## Task requirements
Write out the listing below in full and exactly, leaving out every picture.

## Task input
┌──

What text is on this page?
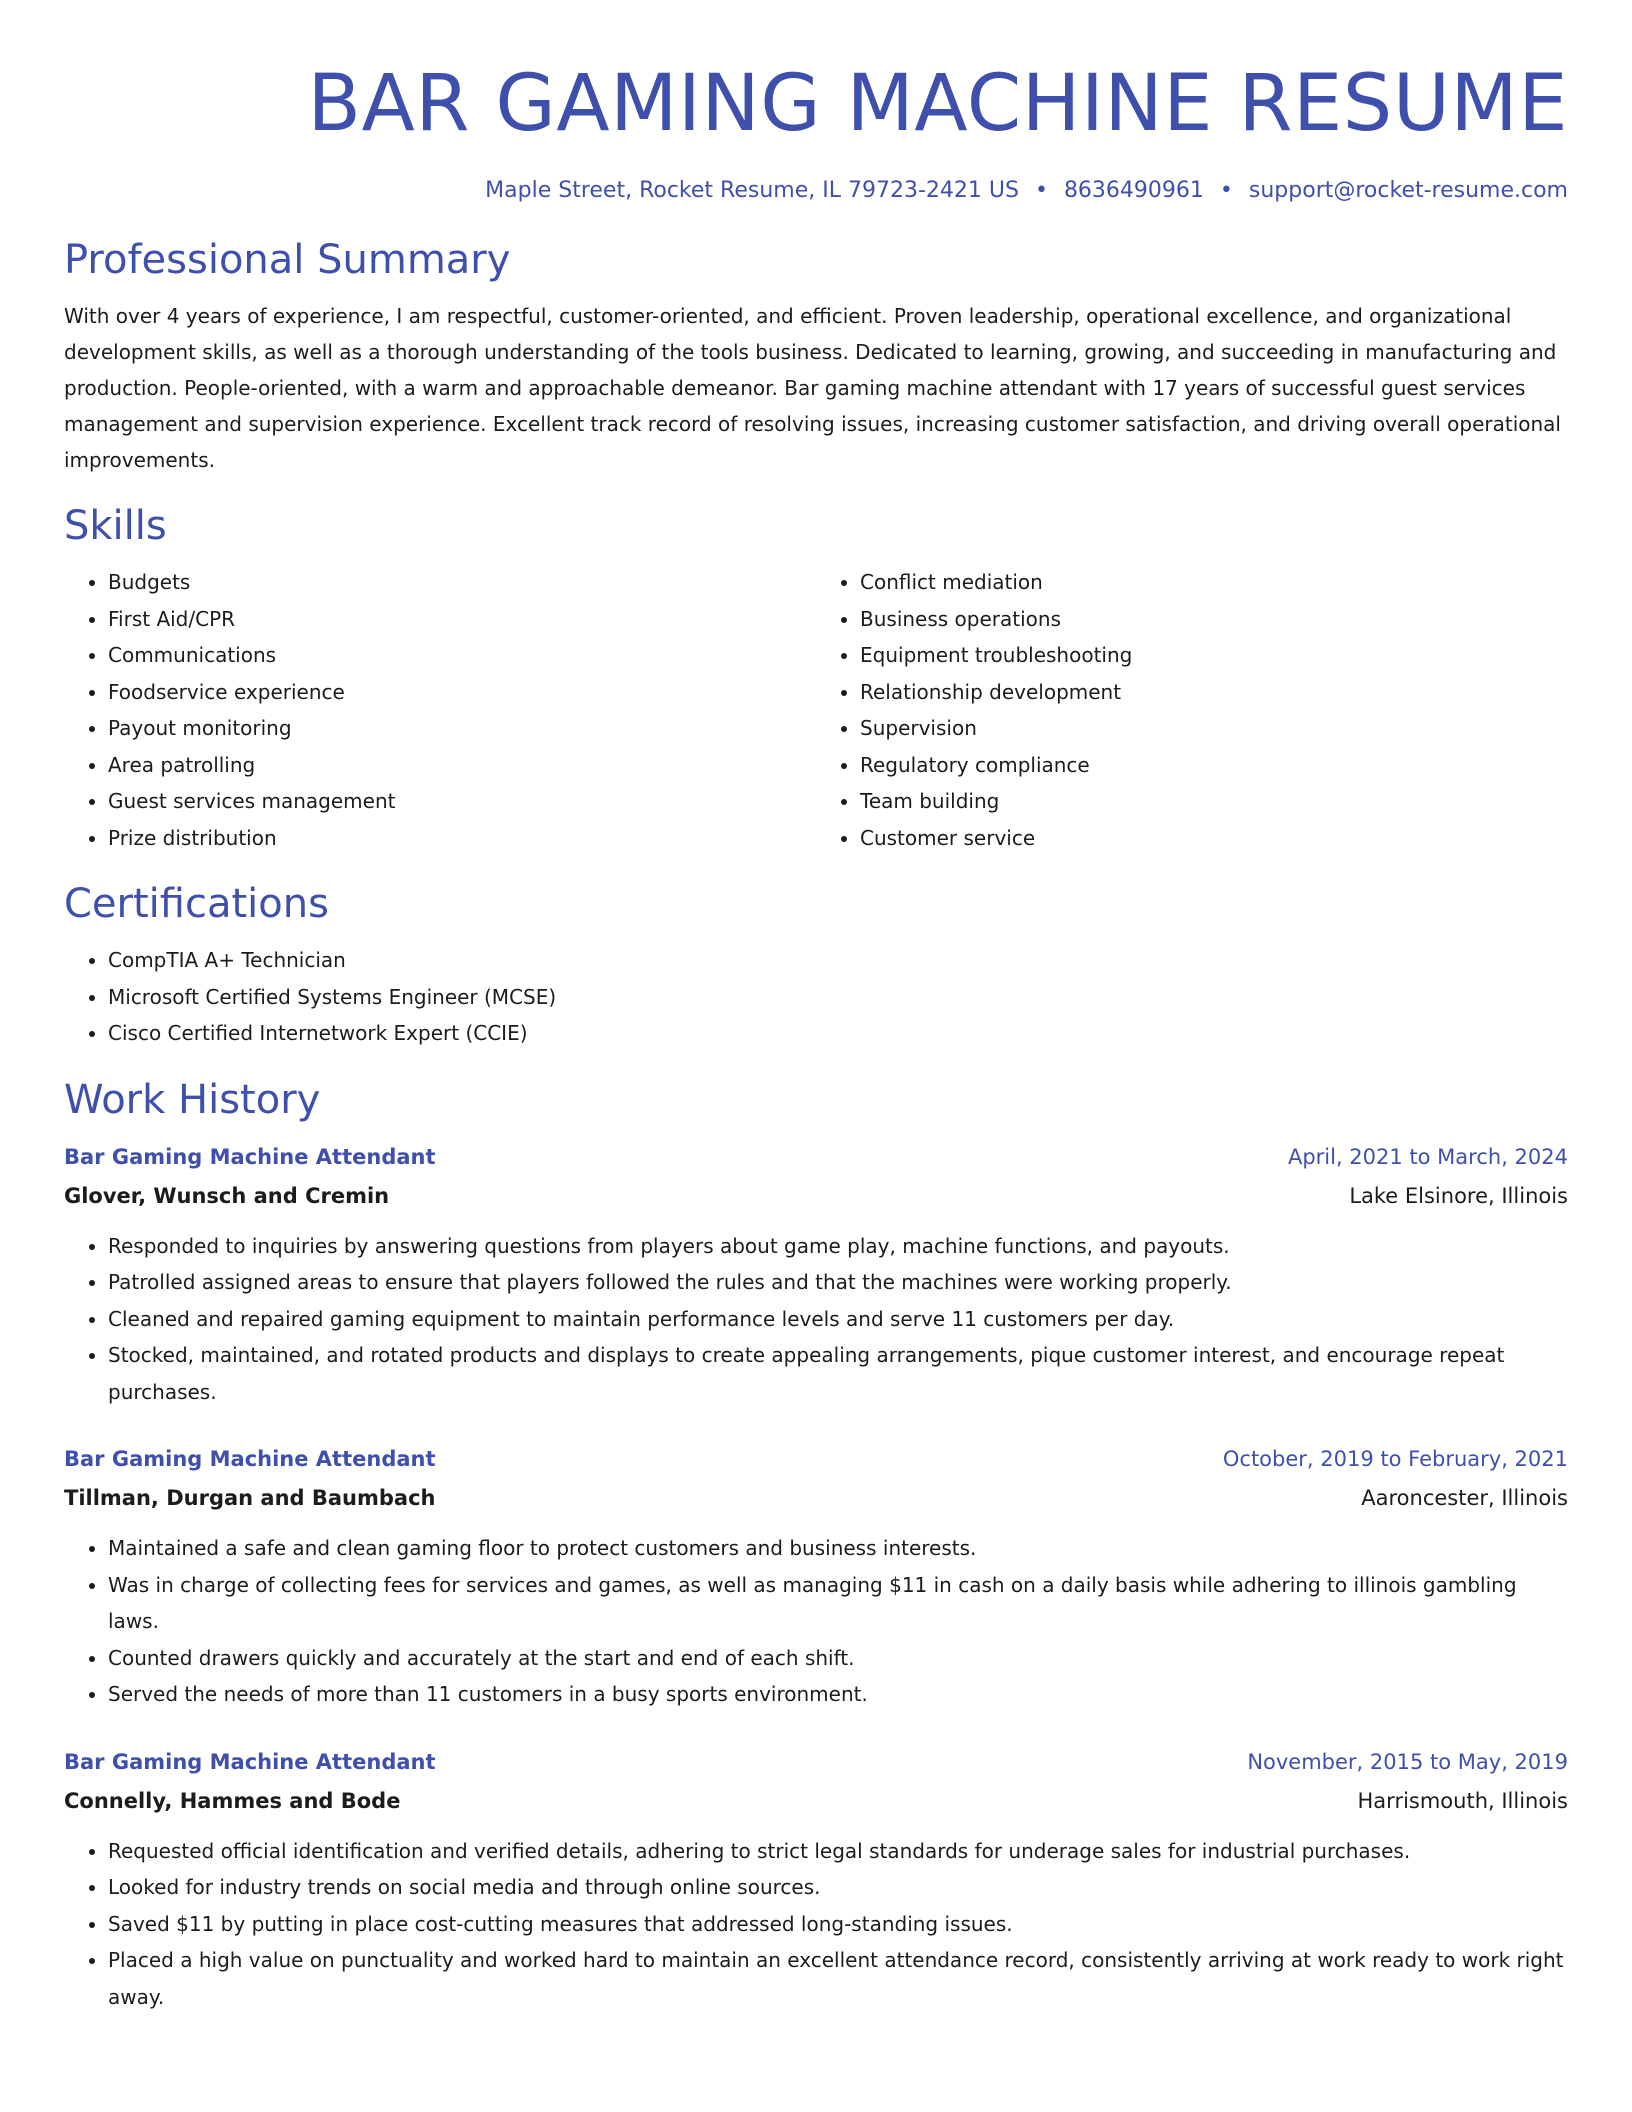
BAR GAMING MACHINE RESUME
Maple Street, Rocket Resume, IL 79723-2421 US • 8636490961 • support@rocket-resume.com
Professional Summary
With over 4 years of experience, I am respectful, customer-oriented, and efficient. Proven leadership, operational excellence, and organizational development skills, as well as a thorough understanding of the tools business. Dedicated to learning, growing, and succeeding in manufacturing and production. People-oriented, with a warm and approachable demeanor. Bar gaming machine attendant with 17 years of successful guest services management and supervision experience. Excellent track record of resolving issues, increasing customer satisfaction, and driving overall operational improvements.
Skills
• Budgets
• First Aid/CPR
• Communications
• Foodservice experience
• Payout monitoring
• Area patrolling
• Guest services management
• Prize distribution
• Conflict mediation
• Business operations
• Equipment troubleshooting
• Relationship development
• Supervision
• Regulatory compliance
• Team building
• Customer service
Certifications
• CompTIA A+ Technician
• Microsoft Certified Systems Engineer (MCSE)
• Cisco Certified Internetwork Expert (CCIE)
Work History
Bar Gaming Machine Attendant	April, 2021 to March, 2024
Glover, Wunsch and Cremin	Lake Elsinore, Illinois
• Responded to inquiries by answering questions from players about game play, machine functions, and payouts.
• Patrolled assigned areas to ensure that players followed the rules and that the machines were working properly.
• Cleaned and repaired gaming equipment to maintain performance levels and serve 11 customers per day.
• Stocked, maintained, and rotated products and displays to create appealing arrangements, pique customer interest, and encourage repeat purchases.
Bar Gaming Machine Attendant	October, 2019 to February, 2021
Tillman, Durgan and Baumbach	Aaroncester, Illinois
• Maintained a safe and clean gaming floor to protect customers and business interests.
• Was in charge of collecting fees for services and games, as well as managing $11 in cash on a daily basis while adhering to illinois gambling laws.
• Counted drawers quickly and accurately at the start and end of each shift.
• Served the needs of more than 11 customers in a busy sports environment.
Bar Gaming Machine Attendant	November, 2015 to May, 2019
Connelly, Hammes and Bode	Harrismouth, Illinois
• Requested official identification and verified details, adhering to strict legal standards for underage sales for industrial purchases.
• Looked for industry trends on social media and through online sources.
• Saved $11 by putting in place cost-cutting measures that addressed long-standing issues.
• Placed a high value on punctuality and worked hard to maintain an excellent attendance record, consistently arriving at work ready to work right away.
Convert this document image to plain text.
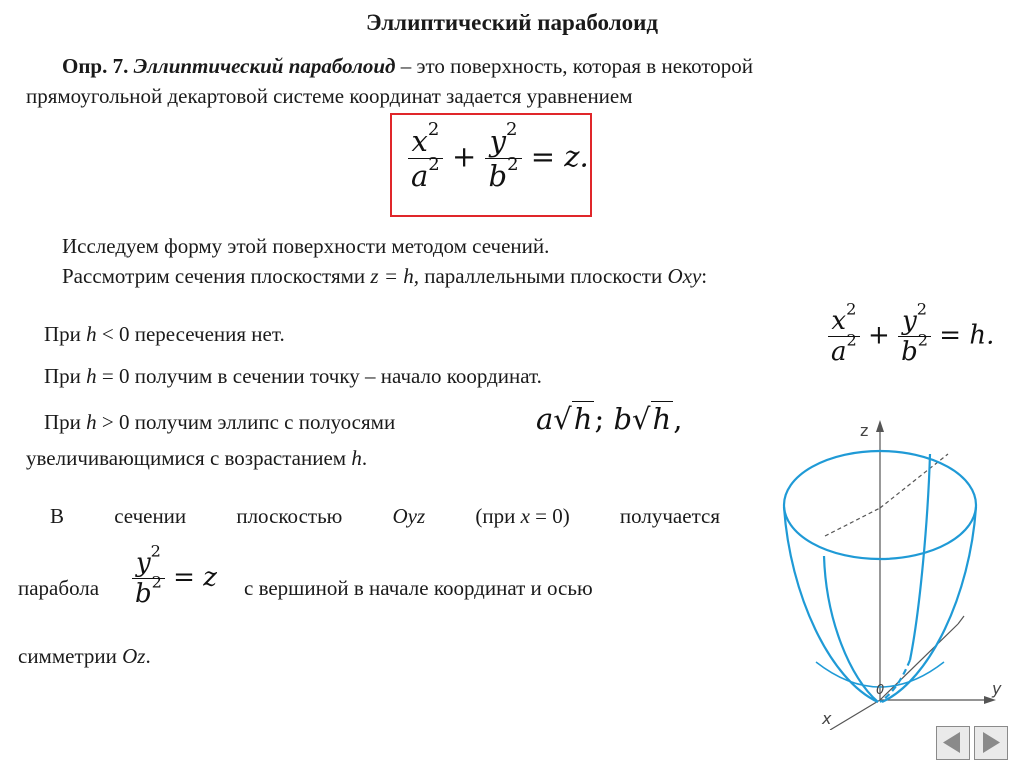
Эллиптический параболоид
Опр. 7. Эллиптический параболоид – это поверхность, которая в некоторой
прямоугольной декартовой системе координат задается уравнением
$\frac{x^2}{a^2} + \frac{y^2}{b^2} = z$.
Исследуем форму этой поверхности методом сечений.
Рассмотрим сечения плоскостями z = h, параллельными плоскости Oxy:
$\frac{x^2}{a^2} + \frac{y^2}{b^2} = h$.
При h < 0 пересечения нет.
При h = 0 получим в сечении точку – начало координат.
При h > 0 получим эллипс с полуосями	a√h; b√h,
увеличивающимися с возрастанием h.
В сечении плоскостью Oyz (при x = 0) получается
парабола $\frac{y^2}{b^2} = z$ с вершиной в начале координат и осью
симметрии Oz.
z
y
x
0
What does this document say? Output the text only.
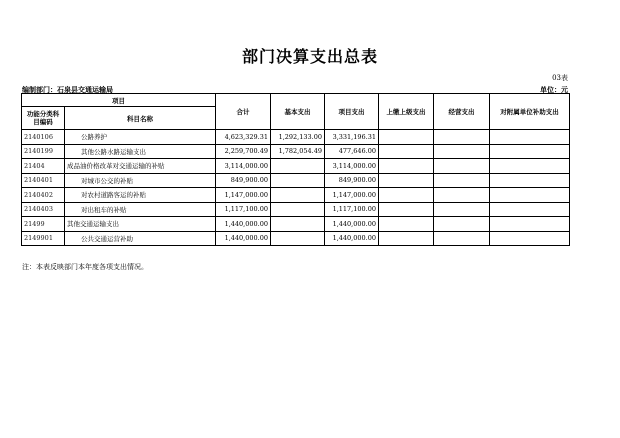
部门决算支出总表
03表
编制部门：石泉县交通运输局	单位：元
项目		合计	基本支出	项目支出	上缴上级支出	经营支出	对附属单位补助支出
功能分类科目编码	科目名称						
2140106	公路养护	4,623,329.31	1,292,133.00	3,331,196.31			
2140199	其他公路水路运输支出	2,259,700.49	1,782,054.49	477,646.00			
21404	成品油价格改革对交通运输的补贴	3,114,000.00		3,114,000.00			
2140401	对城市公交的补贴	849,900.00		849,900.00			
2140402	对农村道路客运的补贴	1,147,000.00		1,147,000.00			
2140403	对出租车的补贴	1,117,100.00		1,117,100.00			
21499	其他交通运输支出	1,440,000.00		1,440,000.00			
2149901	公共交通运营补助	1,440,000.00		1,440,000.00			
注：本表反映部门本年度各项支出情况。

└──

## The completed task
What text is on this page?
BAR GAMING MACHINE RESUME
Maple Street, Rocket Resume, IL 79723-2421 US • 8636490961 • support@rocket-resume.com
Professional Summary
With over 4 years of experience, I am respectful, customer-oriented, and efficient. Proven leadership, operational excellence, and organizational development skills, as well as a thorough understanding of the tools business. Dedicated to learning, growing, and succeeding in manufacturing and production. People-oriented, with a warm and approachable demeanor. Bar gaming machine attendant with 17 years of successful guest services management and supervision experience. Excellent track record of resolving issues, increasing customer satisfaction, and driving overall operational improvements.
Skills
• Budgets
• First Aid/CPR
• Communications
• Foodservice experience
• Payout monitoring
• Area patrolling
• Guest services management
• Prize distribution
• Conflict mediation
• Business operations
• Equipment troubleshooting
• Relationship development
• Supervision
• Regulatory compliance
• Team building
• Customer service
Certifications
• CompTIA A+ Technician
• Microsoft Certified Systems Engineer (MCSE)
• Cisco Certified Internetwork Expert (CCIE)
Work History
Bar Gaming Machine Attendant	April, 2021 to March, 2024
Glover, Wunsch and Cremin	Lake Elsinore, Illinois
• Responded to inquiries by answering questions from players about game play, machine functions, and payouts.
• Patrolled assigned areas to ensure that players followed the rules and that the machines were working properly.
• Cleaned and repaired gaming equipment to maintain performance levels and serve 11 customers per day.
• Stocked, maintained, and rotated products and displays to create appealing arrangements, pique customer interest, and encourage repeat purchases.
Bar Gaming Machine Attendant	October, 2019 to February, 2021
Tillman, Durgan and Baumbach	Aaroncester, Illinois
• Maintained a safe and clean gaming floor to protect customers and business interests.
• Was in charge of collecting fees for services and games, as well as managing $11 in cash on a daily basis while adhering to illinois gambling laws.
• Counted drawers quickly and accurately at the start and end of each shift.
• Served the needs of more than 11 customers in a busy sports environment.
Bar Gaming Machine Attendant	November, 2015 to May, 2019
Connelly, Hammes and Bode	Harrismouth, Illinois
• Requested official identification and verified details, adhering to strict legal standards for underage sales for industrial purchases.
• Looked for industry trends on social media and through online sources.
• Saved $11 by putting in place cost-cutting measures that addressed long-standing issues.
• Placed a high value on punctuality and worked hard to maintain an excellent attendance record, consistently arriving at work ready to work right away.
Convert this document image to plain text.
Эллиптический параболоид
Опр. 7. Эллиптический параболоид – это поверхность, которая в некоторой
прямоугольной декартовой системе координат задается уравнением
$\frac{x^2}{a^2} + \frac{y^2}{b^2} = z$.
Исследуем форму этой поверхности методом сечений.
Рассмотрим сечения плоскостями z = h, параллельными плоскости Oxy:
$\frac{x^2}{a^2} + \frac{y^2}{b^2} = h$.
При h < 0 пересечения нет.
При h = 0 получим в сечении точку – начало координат.
При h > 0 получим эллипс с полуосями	a√h; b√h,
увеличивающимися с возрастанием h.
В сечении плоскостью Oyz (при x = 0) получается
парабола $\frac{y^2}{b^2} = z$ с вершиной в начале координат и осью
симметрии Oz.
z
y
x
0
What does this document say? Output the text only.
部门决算支出总表
03表
编制部门：石泉县交通运输局	单位：元
项目		合计	基本支出	项目支出	上缴上级支出	经营支出	对附属单位补助支出
功能分类科目编码	科目名称						
2140106	公路养护	4,623,329.31	1,292,133.00	3,331,196.31			
2140199	其他公路水路运输支出	2,259,700.49	1,782,054.49	477,646.00			
21404	成品油价格改革对交通运输的补贴	3,114,000.00		3,114,000.00			
2140401	对城市公交的补贴	849,900.00		849,900.00			
2140402	对农村道路客运的补贴	1,147,000.00		1,147,000.00			
2140403	对出租车的补贴	1,117,100.00		1,117,100.00			
21499	其他交通运输支出	1,440,000.00		1,440,000.00			
2149901	公共交通运营补助	1,440,000.00		1,440,000.00			
注：本表反映部门本年度各项支出情况。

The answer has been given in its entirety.